Your instructions: What lines of the data hold the string "example"? Pull each one out.

Recorded data:

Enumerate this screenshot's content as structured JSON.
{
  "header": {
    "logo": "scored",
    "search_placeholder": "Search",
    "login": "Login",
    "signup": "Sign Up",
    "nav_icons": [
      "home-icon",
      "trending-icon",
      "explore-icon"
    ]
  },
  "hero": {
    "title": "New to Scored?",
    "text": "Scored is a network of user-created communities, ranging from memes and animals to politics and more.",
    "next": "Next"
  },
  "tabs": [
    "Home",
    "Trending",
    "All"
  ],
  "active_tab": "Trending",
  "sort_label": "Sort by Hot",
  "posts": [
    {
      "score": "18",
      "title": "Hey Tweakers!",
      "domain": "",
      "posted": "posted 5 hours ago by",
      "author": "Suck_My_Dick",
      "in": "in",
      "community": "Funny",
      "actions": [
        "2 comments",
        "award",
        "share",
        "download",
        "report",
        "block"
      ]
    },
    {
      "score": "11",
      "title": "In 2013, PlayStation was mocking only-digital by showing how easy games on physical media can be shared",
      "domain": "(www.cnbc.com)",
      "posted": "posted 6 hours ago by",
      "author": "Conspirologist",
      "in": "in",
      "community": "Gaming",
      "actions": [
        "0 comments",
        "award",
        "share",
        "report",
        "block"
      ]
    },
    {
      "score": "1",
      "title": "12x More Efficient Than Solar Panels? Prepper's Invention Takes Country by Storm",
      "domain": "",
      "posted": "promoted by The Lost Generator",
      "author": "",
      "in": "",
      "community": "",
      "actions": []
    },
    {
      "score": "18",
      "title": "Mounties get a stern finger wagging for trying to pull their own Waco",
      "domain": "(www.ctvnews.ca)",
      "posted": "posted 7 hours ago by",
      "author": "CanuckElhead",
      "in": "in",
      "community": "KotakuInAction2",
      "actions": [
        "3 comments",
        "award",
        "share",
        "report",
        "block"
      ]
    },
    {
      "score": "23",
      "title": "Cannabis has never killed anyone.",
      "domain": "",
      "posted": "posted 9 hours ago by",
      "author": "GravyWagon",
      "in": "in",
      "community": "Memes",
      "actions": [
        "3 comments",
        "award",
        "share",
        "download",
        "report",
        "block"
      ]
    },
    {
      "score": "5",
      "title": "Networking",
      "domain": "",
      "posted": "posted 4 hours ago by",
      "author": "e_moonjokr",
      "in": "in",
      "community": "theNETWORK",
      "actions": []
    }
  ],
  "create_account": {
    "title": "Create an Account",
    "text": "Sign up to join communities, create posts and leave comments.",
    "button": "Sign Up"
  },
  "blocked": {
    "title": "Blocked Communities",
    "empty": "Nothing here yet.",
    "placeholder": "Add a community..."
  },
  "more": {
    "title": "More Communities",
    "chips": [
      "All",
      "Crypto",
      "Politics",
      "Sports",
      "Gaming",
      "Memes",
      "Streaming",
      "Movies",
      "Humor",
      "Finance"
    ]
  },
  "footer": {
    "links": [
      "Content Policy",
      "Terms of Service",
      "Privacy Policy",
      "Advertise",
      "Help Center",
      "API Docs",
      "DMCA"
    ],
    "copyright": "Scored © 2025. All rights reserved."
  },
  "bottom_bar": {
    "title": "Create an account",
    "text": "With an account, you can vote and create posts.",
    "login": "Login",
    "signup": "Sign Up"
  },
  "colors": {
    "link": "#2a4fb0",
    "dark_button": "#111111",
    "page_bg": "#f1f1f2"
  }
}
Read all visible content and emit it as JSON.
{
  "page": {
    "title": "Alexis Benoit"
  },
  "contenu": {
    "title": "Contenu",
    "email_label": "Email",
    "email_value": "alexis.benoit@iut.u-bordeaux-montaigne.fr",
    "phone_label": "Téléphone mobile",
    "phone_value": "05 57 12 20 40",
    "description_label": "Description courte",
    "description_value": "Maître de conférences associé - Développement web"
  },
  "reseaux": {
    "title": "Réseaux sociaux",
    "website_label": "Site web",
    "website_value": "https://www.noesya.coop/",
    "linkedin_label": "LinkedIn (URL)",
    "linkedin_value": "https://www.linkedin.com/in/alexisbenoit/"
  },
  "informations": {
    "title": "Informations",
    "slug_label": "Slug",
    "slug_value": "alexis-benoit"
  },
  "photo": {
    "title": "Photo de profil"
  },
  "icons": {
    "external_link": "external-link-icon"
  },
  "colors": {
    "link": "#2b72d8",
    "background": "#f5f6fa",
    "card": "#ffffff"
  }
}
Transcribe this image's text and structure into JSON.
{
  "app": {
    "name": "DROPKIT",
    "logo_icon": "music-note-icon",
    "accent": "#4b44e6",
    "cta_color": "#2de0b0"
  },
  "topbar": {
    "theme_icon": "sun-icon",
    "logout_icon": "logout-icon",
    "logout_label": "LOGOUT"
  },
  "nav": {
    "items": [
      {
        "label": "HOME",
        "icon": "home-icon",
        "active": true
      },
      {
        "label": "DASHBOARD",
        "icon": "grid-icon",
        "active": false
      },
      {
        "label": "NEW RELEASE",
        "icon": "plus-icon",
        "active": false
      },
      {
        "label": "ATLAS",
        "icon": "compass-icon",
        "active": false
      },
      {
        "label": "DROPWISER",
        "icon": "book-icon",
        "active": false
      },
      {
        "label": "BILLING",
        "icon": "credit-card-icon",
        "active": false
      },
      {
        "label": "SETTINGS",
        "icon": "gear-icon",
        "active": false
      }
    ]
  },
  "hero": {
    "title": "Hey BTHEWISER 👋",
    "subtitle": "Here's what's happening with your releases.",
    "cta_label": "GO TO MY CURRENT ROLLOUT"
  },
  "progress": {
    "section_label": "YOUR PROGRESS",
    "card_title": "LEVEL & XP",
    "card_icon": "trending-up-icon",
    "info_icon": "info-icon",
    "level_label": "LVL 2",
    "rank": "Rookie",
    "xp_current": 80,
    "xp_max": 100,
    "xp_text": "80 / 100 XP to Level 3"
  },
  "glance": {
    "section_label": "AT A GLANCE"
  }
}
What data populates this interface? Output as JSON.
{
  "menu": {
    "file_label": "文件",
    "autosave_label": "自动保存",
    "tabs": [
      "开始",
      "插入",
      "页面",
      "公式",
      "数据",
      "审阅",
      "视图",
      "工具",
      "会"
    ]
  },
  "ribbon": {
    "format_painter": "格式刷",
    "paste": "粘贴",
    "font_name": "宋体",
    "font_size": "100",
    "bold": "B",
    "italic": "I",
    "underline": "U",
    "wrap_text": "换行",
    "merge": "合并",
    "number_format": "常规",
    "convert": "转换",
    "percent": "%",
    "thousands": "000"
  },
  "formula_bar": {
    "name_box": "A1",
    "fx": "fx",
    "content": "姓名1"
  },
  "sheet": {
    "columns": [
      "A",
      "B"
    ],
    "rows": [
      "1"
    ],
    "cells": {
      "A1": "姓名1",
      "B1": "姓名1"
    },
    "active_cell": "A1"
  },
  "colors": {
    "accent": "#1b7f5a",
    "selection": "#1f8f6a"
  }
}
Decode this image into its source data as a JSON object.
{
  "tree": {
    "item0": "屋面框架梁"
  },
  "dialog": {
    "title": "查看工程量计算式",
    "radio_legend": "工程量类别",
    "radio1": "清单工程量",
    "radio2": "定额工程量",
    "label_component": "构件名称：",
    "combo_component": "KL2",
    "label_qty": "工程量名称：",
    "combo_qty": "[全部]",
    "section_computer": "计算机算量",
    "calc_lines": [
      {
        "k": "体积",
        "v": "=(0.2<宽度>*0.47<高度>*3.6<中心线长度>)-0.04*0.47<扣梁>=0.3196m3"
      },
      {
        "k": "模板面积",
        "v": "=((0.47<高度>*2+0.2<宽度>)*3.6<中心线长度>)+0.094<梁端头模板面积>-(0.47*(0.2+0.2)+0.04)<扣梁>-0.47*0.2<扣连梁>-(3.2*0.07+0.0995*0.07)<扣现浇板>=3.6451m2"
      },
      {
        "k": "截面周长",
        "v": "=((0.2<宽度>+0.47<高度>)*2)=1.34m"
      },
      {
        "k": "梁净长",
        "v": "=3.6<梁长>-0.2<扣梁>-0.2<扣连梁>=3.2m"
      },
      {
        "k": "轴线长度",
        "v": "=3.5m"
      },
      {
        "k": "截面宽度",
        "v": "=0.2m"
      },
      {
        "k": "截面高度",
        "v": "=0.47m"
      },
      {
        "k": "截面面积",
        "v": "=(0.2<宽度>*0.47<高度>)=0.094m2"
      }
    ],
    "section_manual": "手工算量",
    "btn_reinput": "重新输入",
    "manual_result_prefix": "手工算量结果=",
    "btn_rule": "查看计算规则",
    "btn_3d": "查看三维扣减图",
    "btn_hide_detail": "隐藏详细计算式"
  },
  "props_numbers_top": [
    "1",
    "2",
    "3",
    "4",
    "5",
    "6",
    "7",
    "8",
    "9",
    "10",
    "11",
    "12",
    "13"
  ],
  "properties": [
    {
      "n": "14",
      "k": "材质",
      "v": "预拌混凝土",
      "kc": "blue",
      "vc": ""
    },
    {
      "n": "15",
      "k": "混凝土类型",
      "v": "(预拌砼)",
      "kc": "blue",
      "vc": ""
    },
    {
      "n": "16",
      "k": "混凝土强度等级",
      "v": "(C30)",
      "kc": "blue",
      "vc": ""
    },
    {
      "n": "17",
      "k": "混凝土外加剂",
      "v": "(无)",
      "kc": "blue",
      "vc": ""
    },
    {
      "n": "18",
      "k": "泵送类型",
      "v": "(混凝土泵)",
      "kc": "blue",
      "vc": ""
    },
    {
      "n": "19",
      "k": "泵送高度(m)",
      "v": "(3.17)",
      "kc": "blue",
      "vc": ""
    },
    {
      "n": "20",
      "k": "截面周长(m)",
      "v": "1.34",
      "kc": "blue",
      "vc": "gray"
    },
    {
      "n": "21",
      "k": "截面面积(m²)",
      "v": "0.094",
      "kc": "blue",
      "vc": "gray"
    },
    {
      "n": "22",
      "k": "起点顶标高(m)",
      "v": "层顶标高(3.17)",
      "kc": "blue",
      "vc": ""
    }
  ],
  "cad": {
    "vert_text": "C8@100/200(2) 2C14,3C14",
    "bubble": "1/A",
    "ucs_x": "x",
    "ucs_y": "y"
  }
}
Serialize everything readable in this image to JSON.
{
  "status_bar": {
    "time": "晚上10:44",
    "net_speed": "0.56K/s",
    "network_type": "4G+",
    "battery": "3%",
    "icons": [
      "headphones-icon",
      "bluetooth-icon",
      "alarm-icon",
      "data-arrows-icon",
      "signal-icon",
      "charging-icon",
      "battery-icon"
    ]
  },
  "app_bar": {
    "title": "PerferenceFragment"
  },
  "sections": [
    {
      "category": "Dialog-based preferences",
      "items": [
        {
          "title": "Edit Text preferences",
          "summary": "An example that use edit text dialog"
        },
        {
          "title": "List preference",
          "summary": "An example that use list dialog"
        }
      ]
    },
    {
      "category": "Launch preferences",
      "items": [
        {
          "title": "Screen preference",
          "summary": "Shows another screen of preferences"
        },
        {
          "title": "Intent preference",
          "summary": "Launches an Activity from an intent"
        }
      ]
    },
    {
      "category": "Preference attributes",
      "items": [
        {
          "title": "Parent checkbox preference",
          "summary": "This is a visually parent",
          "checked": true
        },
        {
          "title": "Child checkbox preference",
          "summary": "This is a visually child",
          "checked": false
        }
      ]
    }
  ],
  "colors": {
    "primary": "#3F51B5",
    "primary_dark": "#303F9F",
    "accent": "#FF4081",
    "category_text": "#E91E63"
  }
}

Task output:
          "summary": "An example that use edit text dialog"
          "summary": "An example that use list dialog"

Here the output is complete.